> PASSAGE PROVIDED
Darren Powell

Personal information
- Date of birth: 26 September 1972 (age 53)
- Place of birth: Nottingham, England

Managerial career
- Years: Team
- 1998–2001: Greensboro Pride
- 2001–2004: UNC Greensboro Spartans (assistant)
- 2005–2014: Elon Phoenix
- 2014–2016: Orlando City SC (academy director)
- 2016–2019: San Antonio FC
- 2020–2023: Inter Miami (director of player development)
- 2020: Fort Lauderdale CF (assistant)
- 2021–2022: Inter Miami II
- 2023: Inter Miami (assistant)
- 2024: Lexington SC
- 2025: Nashville SC (Academy Director)

= Darren Powell (soccer coach) =

English football coach

Darren Powell is an English football coach who currently is the Academy Director at Nashville SC. He has been successful in several levels as a coach in USA. He is originally from Nottingham, England.

==Career==
In March, 2025 Powell joined Nashville SC in the Major League Soccer as the Academy Director.

After leading Lexington SC during the 2024 USL League One season, Powell transitioned into a technical leadership role with the club.

On 16 March 2021, Powell was named head coach of Fort Lauderdale CF in USL League One.

On 30 October 2019, it was announced that Powell and San Antonio FC had mutually parted ways.

> EXERCISE DATA
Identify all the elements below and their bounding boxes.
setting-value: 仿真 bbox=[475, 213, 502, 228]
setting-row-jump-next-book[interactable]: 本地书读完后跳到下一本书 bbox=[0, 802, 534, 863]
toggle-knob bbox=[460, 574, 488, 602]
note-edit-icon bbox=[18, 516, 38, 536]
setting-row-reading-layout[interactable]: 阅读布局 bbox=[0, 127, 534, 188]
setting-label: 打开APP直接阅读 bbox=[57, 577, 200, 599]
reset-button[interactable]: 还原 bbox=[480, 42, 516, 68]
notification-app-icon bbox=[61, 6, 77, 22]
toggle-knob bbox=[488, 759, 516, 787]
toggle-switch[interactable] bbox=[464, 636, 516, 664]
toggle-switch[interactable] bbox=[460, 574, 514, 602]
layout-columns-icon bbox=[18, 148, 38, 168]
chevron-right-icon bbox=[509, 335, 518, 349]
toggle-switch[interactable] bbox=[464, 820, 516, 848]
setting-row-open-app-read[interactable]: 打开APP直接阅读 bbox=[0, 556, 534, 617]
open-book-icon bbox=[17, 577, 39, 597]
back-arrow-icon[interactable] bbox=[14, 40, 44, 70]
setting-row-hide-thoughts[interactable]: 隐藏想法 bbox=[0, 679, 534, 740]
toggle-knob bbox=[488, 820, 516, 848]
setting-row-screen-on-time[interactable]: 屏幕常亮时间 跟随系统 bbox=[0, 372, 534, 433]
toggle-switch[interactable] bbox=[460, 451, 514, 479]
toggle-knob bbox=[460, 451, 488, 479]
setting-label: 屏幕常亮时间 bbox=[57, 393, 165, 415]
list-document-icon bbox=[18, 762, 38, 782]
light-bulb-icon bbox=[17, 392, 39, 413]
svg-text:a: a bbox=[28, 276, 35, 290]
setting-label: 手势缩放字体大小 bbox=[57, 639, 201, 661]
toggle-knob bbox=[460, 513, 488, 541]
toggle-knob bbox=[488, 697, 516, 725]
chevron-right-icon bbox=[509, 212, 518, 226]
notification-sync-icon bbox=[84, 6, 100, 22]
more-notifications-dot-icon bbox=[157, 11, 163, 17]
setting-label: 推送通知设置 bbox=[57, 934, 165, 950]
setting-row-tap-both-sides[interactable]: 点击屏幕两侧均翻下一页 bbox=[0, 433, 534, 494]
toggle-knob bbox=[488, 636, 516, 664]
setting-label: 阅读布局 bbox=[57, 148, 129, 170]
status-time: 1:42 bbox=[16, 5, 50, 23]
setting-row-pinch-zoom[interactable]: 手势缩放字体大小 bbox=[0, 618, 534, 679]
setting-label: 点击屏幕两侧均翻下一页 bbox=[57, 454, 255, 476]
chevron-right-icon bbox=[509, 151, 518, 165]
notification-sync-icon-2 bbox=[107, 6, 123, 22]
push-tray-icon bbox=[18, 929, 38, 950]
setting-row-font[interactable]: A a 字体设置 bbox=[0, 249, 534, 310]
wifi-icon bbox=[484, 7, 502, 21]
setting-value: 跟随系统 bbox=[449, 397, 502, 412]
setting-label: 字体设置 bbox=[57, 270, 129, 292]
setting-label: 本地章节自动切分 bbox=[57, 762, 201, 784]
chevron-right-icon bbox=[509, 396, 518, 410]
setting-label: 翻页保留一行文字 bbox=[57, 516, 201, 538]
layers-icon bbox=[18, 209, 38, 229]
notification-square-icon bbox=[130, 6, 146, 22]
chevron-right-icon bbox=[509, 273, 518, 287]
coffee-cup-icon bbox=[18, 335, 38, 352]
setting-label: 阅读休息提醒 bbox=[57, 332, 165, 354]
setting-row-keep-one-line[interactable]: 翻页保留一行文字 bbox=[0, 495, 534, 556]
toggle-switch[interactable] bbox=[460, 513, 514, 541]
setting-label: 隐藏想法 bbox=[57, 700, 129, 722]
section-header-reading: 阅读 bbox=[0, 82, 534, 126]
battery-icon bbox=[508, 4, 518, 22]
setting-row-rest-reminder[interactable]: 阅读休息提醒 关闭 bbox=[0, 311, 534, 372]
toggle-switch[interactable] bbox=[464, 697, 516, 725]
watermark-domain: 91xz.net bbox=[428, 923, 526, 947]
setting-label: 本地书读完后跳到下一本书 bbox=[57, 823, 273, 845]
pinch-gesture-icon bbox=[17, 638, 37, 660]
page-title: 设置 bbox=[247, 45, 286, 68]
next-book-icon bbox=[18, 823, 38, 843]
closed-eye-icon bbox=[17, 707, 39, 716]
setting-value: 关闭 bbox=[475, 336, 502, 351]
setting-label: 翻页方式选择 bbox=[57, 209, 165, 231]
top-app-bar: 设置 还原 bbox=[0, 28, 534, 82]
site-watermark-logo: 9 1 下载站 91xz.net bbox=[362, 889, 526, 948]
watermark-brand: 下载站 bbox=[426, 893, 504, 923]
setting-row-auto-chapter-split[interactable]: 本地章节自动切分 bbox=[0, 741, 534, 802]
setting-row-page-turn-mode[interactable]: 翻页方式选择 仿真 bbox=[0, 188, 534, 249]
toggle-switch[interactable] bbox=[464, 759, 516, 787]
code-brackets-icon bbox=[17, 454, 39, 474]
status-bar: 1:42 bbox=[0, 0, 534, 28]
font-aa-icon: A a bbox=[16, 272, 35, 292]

> PROBLEM TO WORK ON
According to the Darren Powell profile, when did Powell join Nashville SC as Academy Director? You can leave the material aside; it isn't needed here.

> SOLUTION BELOW
March 2025